What is expected >> Repeat the entries that follow verbatim, without any of their pictures.

Supplied data >>
··········
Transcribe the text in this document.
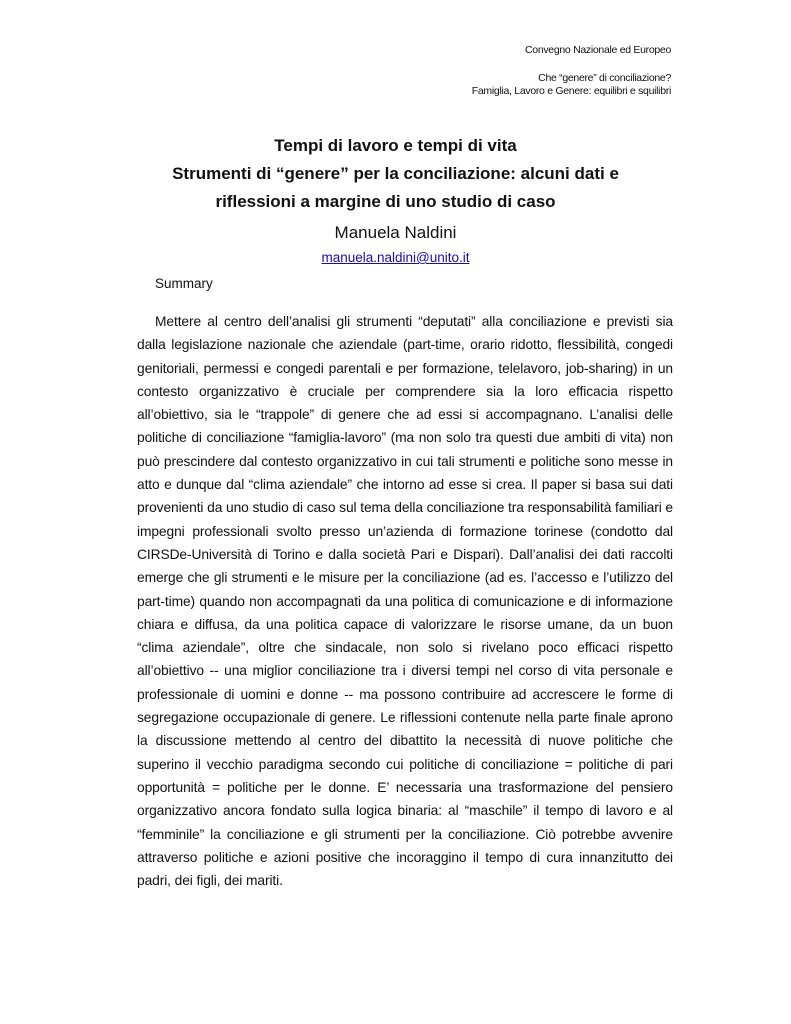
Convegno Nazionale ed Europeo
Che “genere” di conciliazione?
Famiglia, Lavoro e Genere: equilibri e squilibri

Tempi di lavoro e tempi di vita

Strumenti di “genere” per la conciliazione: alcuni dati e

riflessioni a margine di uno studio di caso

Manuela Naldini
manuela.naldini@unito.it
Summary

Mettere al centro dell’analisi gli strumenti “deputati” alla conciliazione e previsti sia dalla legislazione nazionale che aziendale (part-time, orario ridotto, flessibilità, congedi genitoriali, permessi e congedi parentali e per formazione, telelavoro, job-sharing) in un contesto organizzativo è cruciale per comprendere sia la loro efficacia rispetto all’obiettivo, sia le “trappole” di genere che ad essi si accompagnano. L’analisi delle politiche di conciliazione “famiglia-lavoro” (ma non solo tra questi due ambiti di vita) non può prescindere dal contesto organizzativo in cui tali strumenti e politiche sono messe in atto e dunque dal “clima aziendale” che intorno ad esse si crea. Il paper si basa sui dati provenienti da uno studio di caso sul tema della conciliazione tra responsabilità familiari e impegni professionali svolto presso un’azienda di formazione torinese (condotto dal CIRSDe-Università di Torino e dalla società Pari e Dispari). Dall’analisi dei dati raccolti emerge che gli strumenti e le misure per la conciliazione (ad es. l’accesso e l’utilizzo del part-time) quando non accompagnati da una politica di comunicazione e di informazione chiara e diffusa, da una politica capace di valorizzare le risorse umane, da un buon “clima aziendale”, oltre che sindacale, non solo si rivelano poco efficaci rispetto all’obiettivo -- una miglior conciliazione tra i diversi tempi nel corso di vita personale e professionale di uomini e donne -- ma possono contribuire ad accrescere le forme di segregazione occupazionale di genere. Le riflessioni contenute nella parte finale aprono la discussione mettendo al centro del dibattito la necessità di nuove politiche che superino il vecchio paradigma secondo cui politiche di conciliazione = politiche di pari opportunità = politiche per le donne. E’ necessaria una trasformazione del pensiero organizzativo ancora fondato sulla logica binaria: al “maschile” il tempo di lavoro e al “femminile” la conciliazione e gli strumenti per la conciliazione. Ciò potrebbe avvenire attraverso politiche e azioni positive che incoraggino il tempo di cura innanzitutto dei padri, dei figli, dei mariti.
··········
Answer in full >>
Transcribe the text in this document.
Convegno Nazionale ed Europeo
Che “genere” di conciliazione?
Famiglia, Lavoro e Genere: equilibri e squilibri

Tempi di lavoro e tempi di vita

Strumenti di “genere” per la conciliazione: alcuni dati e

riflessioni a margine di uno studio di caso

Manuela Naldini
manuela.naldini@unito.it
Summary

Mettere al centro dell’analisi gli strumenti “deputati” alla conciliazione e previsti sia dalla legislazione nazionale che aziendale (part-time, orario ridotto, flessibilità, congedi genitoriali, permessi e congedi parentali e per formazione, telelavoro, job-sharing) in un contesto organizzativo è cruciale per comprendere sia la loro efficacia rispetto all’obiettivo, sia le “trappole” di genere che ad essi si accompagnano. L’analisi delle politiche di conciliazione “famiglia-lavoro” (ma non solo tra questi due ambiti di vita) non può prescindere dal contesto organizzativo in cui tali strumenti e politiche sono messe in atto e dunque dal “clima aziendale” che intorno ad esse si crea. Il paper si basa sui dati provenienti da uno studio di caso sul tema della conciliazione tra responsabilità familiari e impegni professionali svolto presso un’azienda di formazione torinese (condotto dal CIRSDe-Università di Torino e dalla società Pari e Dispari). Dall’analisi dei dati raccolti emerge che gli strumenti e le misure per la conciliazione (ad es. l’accesso e l’utilizzo del part-time) quando non accompagnati da una politica di comunicazione e di informazione chiara e diffusa, da una politica capace di valorizzare le risorse umane, da un buon “clima aziendale”, oltre che sindacale, non solo si rivelano poco efficaci rispetto all’obiettivo -- una miglior conciliazione tra i diversi tempi nel corso di vita personale e professionale di uomini e donne -- ma possono contribuire ad accrescere le forme di segregazione occupazionale di genere. Le riflessioni contenute nella parte finale aprono la discussione mettendo al centro del dibattito la necessità di nuove politiche che superino il vecchio paradigma secondo cui politiche di conciliazione = politiche di pari opportunità = politiche per le donne. E’ necessaria una trasformazione del pensiero organizzativo ancora fondato sulla logica binaria: al “maschile” il tempo di lavoro e al “femminile” la conciliazione e gli strumenti per la conciliazione. Ciò potrebbe avvenire attraverso politiche e azioni positive che incoraggino il tempo di cura innanzitutto dei padri, dei figli, dei mariti.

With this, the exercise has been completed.